Tally the lines that hold the word "false" and reply with that figure only.
-- Begin --
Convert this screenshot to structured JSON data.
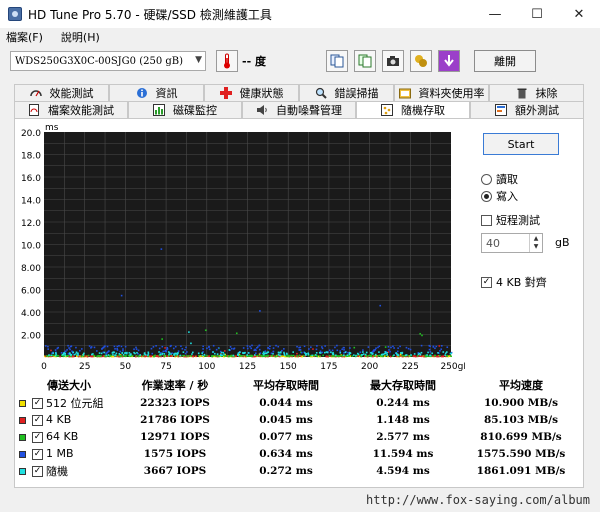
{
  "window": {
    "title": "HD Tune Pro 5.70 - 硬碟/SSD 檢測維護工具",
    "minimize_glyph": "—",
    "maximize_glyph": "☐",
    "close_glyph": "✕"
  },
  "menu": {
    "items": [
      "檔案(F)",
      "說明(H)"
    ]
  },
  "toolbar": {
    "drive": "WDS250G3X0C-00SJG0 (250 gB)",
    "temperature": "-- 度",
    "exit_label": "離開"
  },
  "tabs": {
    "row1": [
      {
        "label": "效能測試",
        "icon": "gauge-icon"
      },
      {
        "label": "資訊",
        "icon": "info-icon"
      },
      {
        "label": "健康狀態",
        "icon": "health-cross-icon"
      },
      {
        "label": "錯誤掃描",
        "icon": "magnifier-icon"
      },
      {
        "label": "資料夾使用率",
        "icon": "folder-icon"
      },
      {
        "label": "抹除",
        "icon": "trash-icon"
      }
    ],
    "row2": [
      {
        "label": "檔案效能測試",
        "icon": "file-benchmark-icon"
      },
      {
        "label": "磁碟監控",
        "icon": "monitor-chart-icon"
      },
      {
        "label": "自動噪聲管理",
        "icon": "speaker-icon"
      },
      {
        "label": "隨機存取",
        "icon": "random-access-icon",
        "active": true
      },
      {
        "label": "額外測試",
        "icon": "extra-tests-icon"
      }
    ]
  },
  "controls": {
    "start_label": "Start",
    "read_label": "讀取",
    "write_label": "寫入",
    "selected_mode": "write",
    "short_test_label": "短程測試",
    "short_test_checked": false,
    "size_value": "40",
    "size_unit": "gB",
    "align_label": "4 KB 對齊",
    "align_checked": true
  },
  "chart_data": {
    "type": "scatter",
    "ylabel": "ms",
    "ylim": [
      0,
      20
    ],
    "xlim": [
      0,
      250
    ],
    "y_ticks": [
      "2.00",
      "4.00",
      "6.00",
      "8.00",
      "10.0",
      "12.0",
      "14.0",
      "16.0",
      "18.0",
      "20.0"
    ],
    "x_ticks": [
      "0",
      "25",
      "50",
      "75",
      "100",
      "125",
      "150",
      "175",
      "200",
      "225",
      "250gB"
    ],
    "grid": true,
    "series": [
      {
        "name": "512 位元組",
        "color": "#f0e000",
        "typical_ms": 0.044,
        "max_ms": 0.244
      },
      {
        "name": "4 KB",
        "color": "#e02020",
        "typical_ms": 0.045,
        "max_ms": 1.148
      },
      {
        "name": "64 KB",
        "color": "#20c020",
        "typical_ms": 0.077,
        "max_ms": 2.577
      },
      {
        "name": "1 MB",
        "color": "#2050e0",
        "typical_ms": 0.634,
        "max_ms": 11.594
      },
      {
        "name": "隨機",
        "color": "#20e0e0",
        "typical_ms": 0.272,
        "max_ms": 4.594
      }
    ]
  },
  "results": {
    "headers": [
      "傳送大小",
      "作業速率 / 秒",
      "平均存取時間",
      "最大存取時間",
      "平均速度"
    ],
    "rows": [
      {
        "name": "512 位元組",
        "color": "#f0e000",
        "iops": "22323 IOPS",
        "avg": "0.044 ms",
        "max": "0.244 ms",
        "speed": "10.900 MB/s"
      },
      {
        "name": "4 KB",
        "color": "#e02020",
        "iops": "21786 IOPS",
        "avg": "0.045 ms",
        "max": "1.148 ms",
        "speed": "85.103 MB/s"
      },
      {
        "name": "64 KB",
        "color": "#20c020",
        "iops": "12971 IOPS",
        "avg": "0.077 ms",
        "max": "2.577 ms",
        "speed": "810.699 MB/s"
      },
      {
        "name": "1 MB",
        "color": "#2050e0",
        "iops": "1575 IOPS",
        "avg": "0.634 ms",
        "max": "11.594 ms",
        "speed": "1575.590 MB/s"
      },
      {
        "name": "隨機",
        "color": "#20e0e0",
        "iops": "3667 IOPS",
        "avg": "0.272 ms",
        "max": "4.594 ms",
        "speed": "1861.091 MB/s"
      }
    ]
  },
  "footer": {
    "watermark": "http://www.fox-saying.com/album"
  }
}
-- End --
-- Begin --
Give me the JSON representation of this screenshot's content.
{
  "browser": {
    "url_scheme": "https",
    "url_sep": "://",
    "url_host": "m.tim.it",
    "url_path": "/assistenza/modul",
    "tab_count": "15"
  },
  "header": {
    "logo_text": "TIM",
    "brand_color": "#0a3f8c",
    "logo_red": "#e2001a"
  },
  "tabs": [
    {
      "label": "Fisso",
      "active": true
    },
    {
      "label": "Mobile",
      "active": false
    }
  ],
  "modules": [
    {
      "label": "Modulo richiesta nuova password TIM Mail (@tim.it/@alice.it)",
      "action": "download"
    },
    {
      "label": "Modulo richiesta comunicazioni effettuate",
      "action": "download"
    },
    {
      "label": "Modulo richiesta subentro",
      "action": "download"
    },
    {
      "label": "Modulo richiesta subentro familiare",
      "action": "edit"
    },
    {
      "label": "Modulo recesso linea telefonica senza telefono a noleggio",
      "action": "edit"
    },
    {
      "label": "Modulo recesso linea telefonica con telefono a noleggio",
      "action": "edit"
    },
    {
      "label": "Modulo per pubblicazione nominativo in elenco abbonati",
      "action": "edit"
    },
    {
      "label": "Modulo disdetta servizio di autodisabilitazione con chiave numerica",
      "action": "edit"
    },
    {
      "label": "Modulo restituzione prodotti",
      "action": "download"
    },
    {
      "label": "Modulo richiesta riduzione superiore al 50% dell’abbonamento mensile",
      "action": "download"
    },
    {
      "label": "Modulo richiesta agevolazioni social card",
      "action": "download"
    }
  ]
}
-- End --
*REPLY TO THE TASK*. 2